The request: Go through the listing and set it down exactly, leaving out its pictures.

Available records:
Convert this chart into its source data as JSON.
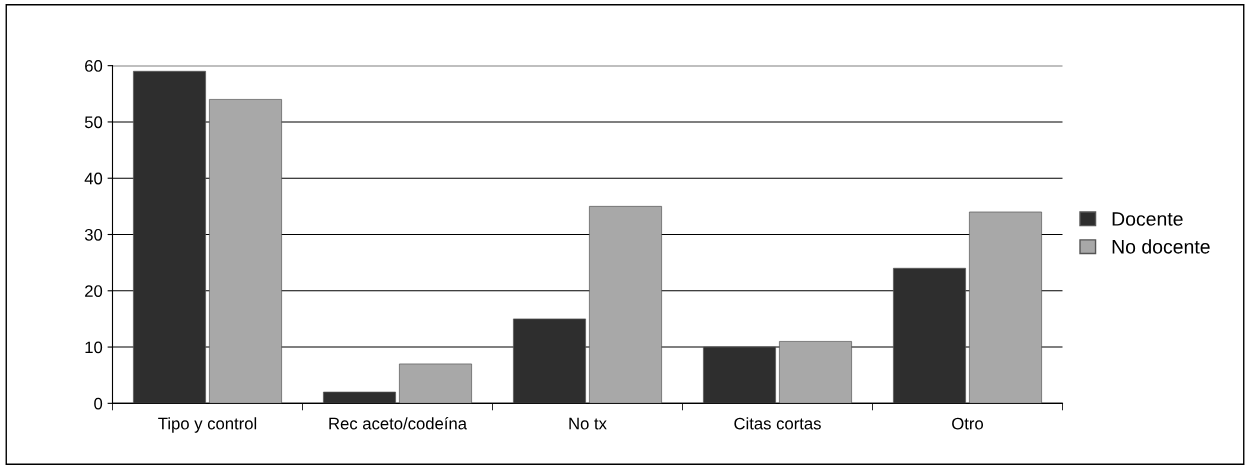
{
  "chart_data": {
    "type": "bar",
    "categories": [
      "Tipo y control",
      "Rec aceto/codeína",
      "No tx",
      "Citas cortas",
      "Otro"
    ],
    "series": [
      {
        "name": "Docente",
        "color": "#2e2e2e",
        "values": [
          59,
          2,
          15,
          10,
          24
        ]
      },
      {
        "name": "No docente",
        "color": "#a8a8a8",
        "values": [
          54,
          7,
          35,
          11,
          34
        ]
      }
    ],
    "ylim": [
      0,
      60
    ],
    "yticks": [
      0,
      10,
      20,
      30,
      40,
      50,
      60
    ],
    "grid": "y",
    "legend": "right"
  }
}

Problem solution:
Convert this chart into its source data as JSON.
{
  "chart_data": {
    "type": "bar",
    "categories": [
      "Tipo y control",
      "Rec aceto/codeína",
      "No tx",
      "Citas cortas",
      "Otro"
    ],
    "series": [
      {
        "name": "Docente",
        "color": "#2e2e2e",
        "values": [
          59,
          2,
          15,
          10,
          24
        ]
      },
      {
        "name": "No docente",
        "color": "#a8a8a8",
        "values": [
          54,
          7,
          35,
          11,
          34
        ]
      }
    ],
    "ylim": [
      0,
      60
    ],
    "yticks": [
      0,
      10,
      20,
      30,
      40,
      50,
      60
    ],
    "grid": "y",
    "legend": "right"
  }
}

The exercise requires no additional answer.